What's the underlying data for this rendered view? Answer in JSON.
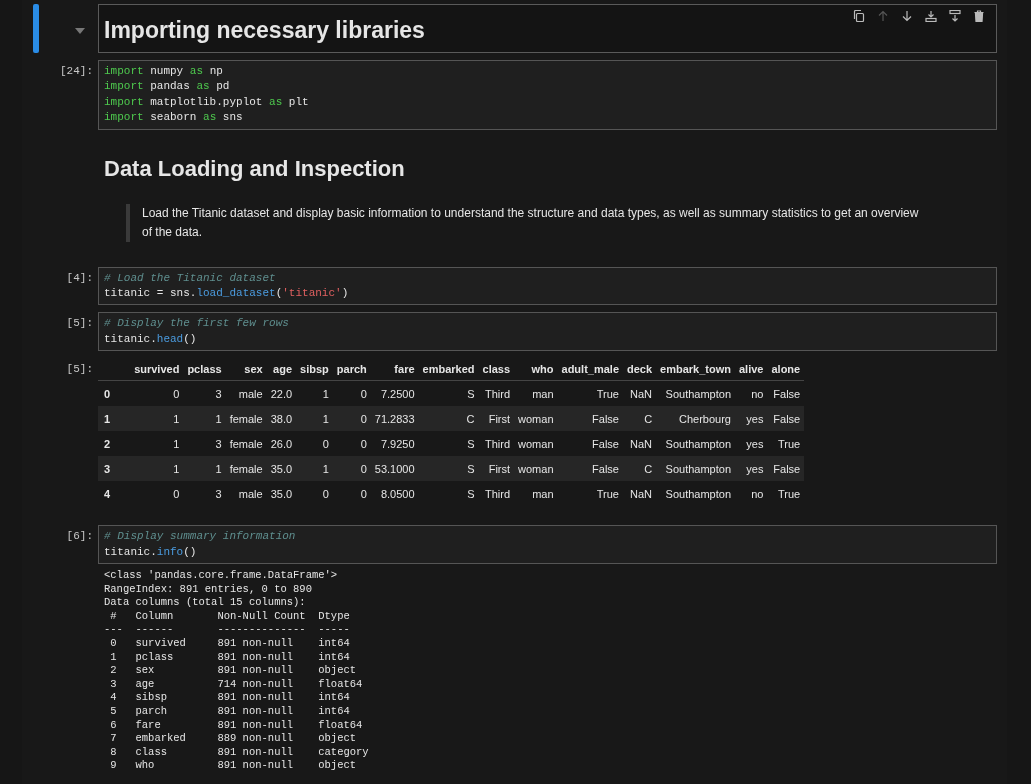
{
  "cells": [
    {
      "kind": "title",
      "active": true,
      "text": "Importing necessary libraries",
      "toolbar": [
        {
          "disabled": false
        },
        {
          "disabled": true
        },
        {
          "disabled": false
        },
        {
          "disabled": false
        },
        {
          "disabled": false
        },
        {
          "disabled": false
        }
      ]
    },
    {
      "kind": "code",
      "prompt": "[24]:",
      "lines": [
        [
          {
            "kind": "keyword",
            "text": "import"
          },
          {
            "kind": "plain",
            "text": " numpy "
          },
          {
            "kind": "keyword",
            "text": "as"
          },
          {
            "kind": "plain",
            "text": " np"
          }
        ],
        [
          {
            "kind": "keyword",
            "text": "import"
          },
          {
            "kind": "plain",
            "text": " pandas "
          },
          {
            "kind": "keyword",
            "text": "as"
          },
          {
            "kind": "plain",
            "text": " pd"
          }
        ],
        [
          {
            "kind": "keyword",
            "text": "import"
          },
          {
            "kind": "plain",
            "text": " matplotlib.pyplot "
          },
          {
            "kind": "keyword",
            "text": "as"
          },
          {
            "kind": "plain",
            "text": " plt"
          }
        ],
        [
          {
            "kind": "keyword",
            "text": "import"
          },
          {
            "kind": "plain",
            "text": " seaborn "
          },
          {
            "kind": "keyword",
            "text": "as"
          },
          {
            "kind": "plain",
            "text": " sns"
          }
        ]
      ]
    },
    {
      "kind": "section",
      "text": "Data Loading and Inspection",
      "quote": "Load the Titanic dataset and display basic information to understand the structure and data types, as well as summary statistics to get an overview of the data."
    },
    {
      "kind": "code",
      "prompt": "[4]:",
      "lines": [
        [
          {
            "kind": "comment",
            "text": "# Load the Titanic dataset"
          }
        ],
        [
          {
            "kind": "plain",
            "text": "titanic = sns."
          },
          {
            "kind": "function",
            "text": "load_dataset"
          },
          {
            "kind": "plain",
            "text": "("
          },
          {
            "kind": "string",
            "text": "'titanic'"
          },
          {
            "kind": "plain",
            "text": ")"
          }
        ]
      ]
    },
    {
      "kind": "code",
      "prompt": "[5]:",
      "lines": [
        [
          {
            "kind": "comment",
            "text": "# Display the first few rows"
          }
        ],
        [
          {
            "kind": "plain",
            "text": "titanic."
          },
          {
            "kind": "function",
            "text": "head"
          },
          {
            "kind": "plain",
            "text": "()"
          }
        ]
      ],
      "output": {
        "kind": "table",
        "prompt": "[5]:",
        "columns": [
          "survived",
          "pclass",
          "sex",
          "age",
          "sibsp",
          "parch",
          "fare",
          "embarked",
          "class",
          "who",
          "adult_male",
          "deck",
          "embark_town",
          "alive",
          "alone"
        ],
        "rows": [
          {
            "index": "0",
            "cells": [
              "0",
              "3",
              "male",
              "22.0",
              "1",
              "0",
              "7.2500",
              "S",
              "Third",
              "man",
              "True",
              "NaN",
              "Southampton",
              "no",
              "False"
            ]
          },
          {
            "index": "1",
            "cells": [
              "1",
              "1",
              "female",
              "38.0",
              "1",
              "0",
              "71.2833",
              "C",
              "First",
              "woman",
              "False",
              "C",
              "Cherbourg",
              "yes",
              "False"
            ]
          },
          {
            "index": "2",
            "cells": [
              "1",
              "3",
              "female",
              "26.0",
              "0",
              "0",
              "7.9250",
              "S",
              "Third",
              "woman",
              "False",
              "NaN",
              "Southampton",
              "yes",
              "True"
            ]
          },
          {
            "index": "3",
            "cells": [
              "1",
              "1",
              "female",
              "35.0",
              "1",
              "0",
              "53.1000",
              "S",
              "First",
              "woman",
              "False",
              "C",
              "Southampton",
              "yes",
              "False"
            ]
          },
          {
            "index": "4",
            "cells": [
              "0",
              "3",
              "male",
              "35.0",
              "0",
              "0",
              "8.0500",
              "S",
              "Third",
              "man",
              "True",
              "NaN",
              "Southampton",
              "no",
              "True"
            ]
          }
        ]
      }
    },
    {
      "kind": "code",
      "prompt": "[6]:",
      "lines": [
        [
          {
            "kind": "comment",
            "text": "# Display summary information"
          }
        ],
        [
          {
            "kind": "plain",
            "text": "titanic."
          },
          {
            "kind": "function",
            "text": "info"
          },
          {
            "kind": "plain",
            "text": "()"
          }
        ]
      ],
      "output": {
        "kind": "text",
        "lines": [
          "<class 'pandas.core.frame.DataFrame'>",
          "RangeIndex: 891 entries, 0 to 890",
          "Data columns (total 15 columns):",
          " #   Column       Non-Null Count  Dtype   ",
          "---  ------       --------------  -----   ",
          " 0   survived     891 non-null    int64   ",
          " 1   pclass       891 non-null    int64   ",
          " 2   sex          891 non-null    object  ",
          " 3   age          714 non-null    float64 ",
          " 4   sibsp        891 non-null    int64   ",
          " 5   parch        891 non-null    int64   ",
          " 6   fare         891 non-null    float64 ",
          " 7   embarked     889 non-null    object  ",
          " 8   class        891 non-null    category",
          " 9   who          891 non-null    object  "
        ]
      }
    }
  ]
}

---

§ Given instruction: Except for the pictures, reproduce every line exactly.

§ Output below:
What's the underlying data for this rendered view? Answer in JSON.
{
  "cells": [
    {
      "kind": "title",
      "active": true,
      "text": "Importing necessary libraries",
      "toolbar": [
        {
          "disabled": false
        },
        {
          "disabled": true
        },
        {
          "disabled": false
        },
        {
          "disabled": false
        },
        {
          "disabled": false
        },
        {
          "disabled": false
        }
      ]
    },
    {
      "kind": "code",
      "prompt": "[24]:",
      "lines": [
        [
          {
            "kind": "keyword",
            "text": "import"
          },
          {
            "kind": "plain",
            "text": " numpy "
          },
          {
            "kind": "keyword",
            "text": "as"
          },
          {
            "kind": "plain",
            "text": " np"
          }
        ],
        [
          {
            "kind": "keyword",
            "text": "import"
          },
          {
            "kind": "plain",
            "text": " pandas "
          },
          {
            "kind": "keyword",
            "text": "as"
          },
          {
            "kind": "plain",
            "text": " pd"
          }
        ],
        [
          {
            "kind": "keyword",
            "text": "import"
          },
          {
            "kind": "plain",
            "text": " matplotlib.pyplot "
          },
          {
            "kind": "keyword",
            "text": "as"
          },
          {
            "kind": "plain",
            "text": " plt"
          }
        ],
        [
          {
            "kind": "keyword",
            "text": "import"
          },
          {
            "kind": "plain",
            "text": " seaborn "
          },
          {
            "kind": "keyword",
            "text": "as"
          },
          {
            "kind": "plain",
            "text": " sns"
          }
        ]
      ]
    },
    {
      "kind": "section",
      "text": "Data Loading and Inspection",
      "quote": "Load the Titanic dataset and display basic information to understand the structure and data types, as well as summary statistics to get an overview of the data."
    },
    {
      "kind": "code",
      "prompt": "[4]:",
      "lines": [
        [
          {
            "kind": "comment",
            "text": "# Load the Titanic dataset"
          }
        ],
        [
          {
            "kind": "plain",
            "text": "titanic = sns."
          },
          {
            "kind": "function",
            "text": "load_dataset"
          },
          {
            "kind": "plain",
            "text": "("
          },
          {
            "kind": "string",
            "text": "'titanic'"
          },
          {
            "kind": "plain",
            "text": ")"
          }
        ]
      ]
    },
    {
      "kind": "code",
      "prompt": "[5]:",
      "lines": [
        [
          {
            "kind": "comment",
            "text": "# Display the first few rows"
          }
        ],
        [
          {
            "kind": "plain",
            "text": "titanic."
          },
          {
            "kind": "function",
            "text": "head"
          },
          {
            "kind": "plain",
            "text": "()"
          }
        ]
      ],
      "output": {
        "kind": "table",
        "prompt": "[5]:",
        "columns": [
          "survived",
          "pclass",
          "sex",
          "age",
          "sibsp",
          "parch",
          "fare",
          "embarked",
          "class",
          "who",
          "adult_male",
          "deck",
          "embark_town",
          "alive",
          "alone"
        ],
        "rows": [
          {
            "index": "0",
            "cells": [
              "0",
              "3",
              "male",
              "22.0",
              "1",
              "0",
              "7.2500",
              "S",
              "Third",
              "man",
              "True",
              "NaN",
              "Southampton",
              "no",
              "False"
            ]
          },
          {
            "index": "1",
            "cells": [
              "1",
              "1",
              "female",
              "38.0",
              "1",
              "0",
              "71.2833",
              "C",
              "First",
              "woman",
              "False",
              "C",
              "Cherbourg",
              "yes",
              "False"
            ]
          },
          {
            "index": "2",
            "cells": [
              "1",
              "3",
              "female",
              "26.0",
              "0",
              "0",
              "7.9250",
              "S",
              "Third",
              "woman",
              "False",
              "NaN",
              "Southampton",
              "yes",
              "True"
            ]
          },
          {
            "index": "3",
            "cells": [
              "1",
              "1",
              "female",
              "35.0",
              "1",
              "0",
              "53.1000",
              "S",
              "First",
              "woman",
              "False",
              "C",
              "Southampton",
              "yes",
              "False"
            ]
          },
          {
            "index": "4",
            "cells": [
              "0",
              "3",
              "male",
              "35.0",
              "0",
              "0",
              "8.0500",
              "S",
              "Third",
              "man",
              "True",
              "NaN",
              "Southampton",
              "no",
              "True"
            ]
          }
        ]
      }
    },
    {
      "kind": "code",
      "prompt": "[6]:",
      "lines": [
        [
          {
            "kind": "comment",
            "text": "# Display summary information"
          }
        ],
        [
          {
            "kind": "plain",
            "text": "titanic."
          },
          {
            "kind": "function",
            "text": "info"
          },
          {
            "kind": "plain",
            "text": "()"
          }
        ]
      ],
      "output": {
        "kind": "text",
        "lines": [
          "<class 'pandas.core.frame.DataFrame'>",
          "RangeIndex: 891 entries, 0 to 890",
          "Data columns (total 15 columns):",
          " #   Column       Non-Null Count  Dtype   ",
          "---  ------       --------------  -----   ",
          " 0   survived     891 non-null    int64   ",
          " 1   pclass       891 non-null    int64   ",
          " 2   sex          891 non-null    object  ",
          " 3   age          714 non-null    float64 ",
          " 4   sibsp        891 non-null    int64   ",
          " 5   parch        891 non-null    int64   ",
          " 6   fare         891 non-null    float64 ",
          " 7   embarked     889 non-null    object  ",
          " 8   class        891 non-null    category",
          " 9   who          891 non-null    object  "
        ]
      }
    }
  ]
}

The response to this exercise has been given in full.